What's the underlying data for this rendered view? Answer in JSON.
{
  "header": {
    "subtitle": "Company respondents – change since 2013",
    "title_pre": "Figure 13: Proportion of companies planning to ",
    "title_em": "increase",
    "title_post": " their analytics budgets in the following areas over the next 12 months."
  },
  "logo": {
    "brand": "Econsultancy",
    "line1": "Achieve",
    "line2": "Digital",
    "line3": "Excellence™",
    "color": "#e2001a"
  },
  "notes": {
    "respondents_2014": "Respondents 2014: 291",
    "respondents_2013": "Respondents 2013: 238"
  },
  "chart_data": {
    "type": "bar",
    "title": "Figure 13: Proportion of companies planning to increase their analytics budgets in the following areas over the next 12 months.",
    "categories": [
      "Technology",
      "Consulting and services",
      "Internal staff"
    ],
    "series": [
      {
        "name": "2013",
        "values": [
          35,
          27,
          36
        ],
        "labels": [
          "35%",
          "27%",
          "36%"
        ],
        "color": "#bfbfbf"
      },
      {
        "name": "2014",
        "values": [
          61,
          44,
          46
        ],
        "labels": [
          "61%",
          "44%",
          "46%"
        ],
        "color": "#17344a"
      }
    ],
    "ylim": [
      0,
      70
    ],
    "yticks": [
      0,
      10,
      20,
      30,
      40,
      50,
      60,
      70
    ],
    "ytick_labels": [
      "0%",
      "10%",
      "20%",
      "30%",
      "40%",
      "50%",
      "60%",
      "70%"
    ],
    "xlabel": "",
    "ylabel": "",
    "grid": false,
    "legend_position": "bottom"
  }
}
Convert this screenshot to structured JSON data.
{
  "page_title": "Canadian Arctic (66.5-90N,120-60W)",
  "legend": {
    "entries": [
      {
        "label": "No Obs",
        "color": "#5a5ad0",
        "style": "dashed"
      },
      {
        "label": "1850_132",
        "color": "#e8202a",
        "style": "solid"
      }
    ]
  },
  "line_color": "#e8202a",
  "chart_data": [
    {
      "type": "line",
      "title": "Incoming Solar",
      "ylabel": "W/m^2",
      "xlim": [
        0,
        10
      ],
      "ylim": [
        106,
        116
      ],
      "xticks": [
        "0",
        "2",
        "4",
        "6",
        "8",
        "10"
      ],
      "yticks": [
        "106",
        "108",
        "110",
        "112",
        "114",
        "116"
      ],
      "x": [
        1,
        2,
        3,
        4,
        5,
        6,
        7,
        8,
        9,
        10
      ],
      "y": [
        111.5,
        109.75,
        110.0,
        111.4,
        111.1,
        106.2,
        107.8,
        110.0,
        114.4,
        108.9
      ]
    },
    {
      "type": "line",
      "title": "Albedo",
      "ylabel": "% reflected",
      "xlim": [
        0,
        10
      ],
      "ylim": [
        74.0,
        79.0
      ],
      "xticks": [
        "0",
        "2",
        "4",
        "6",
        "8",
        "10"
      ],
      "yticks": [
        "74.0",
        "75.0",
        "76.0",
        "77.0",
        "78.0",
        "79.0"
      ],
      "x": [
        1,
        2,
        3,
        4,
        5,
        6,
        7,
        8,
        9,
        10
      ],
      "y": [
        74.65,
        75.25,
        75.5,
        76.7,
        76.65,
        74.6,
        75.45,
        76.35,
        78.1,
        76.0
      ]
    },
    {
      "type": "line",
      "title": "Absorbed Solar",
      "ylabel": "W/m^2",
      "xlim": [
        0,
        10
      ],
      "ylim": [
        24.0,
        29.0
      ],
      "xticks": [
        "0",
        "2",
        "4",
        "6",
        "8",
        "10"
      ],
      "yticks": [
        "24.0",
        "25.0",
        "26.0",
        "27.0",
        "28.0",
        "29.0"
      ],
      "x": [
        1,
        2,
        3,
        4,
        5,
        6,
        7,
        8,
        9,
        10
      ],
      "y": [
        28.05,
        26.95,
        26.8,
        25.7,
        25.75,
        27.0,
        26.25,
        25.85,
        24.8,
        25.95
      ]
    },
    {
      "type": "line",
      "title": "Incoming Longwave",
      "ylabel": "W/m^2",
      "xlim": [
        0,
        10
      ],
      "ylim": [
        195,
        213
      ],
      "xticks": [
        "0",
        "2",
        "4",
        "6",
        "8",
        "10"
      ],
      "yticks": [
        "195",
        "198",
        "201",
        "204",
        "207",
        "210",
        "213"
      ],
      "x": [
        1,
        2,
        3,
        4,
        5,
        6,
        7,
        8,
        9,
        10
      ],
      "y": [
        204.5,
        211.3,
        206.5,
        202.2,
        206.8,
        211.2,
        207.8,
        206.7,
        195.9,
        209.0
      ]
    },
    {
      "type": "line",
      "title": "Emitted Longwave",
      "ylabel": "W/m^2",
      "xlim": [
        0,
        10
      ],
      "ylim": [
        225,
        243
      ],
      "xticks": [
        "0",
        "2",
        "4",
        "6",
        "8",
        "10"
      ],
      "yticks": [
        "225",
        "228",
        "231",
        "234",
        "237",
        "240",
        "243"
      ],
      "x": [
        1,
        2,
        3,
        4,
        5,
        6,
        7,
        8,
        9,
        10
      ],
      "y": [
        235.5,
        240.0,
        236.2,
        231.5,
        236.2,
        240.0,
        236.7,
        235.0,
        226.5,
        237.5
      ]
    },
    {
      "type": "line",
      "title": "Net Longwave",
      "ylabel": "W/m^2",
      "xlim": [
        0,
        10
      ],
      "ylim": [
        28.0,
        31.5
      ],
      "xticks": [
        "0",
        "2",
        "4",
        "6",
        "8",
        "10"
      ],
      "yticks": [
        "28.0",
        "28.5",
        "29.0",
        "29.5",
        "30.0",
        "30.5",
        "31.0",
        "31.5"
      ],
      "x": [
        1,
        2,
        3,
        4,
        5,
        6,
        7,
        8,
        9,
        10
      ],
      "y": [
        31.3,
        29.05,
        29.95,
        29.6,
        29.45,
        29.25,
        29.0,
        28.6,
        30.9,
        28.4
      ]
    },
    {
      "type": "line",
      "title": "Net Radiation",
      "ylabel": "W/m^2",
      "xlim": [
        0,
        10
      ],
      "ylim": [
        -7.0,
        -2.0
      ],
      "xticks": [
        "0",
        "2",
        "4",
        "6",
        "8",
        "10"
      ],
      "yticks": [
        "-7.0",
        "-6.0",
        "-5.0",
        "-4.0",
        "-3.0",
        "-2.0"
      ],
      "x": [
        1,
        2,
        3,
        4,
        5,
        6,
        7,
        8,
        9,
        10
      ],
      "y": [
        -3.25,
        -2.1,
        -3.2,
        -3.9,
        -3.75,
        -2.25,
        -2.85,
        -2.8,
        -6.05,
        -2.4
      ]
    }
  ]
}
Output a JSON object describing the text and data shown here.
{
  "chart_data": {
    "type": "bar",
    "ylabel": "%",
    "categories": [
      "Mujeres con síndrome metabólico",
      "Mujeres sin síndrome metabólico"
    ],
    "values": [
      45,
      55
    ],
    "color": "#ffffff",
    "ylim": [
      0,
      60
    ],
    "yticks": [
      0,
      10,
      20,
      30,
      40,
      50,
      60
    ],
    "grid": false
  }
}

Problem to solve :: Across the preceding material, how many lines contain the word "months"? State the number alone.

Response for this exercise :: 2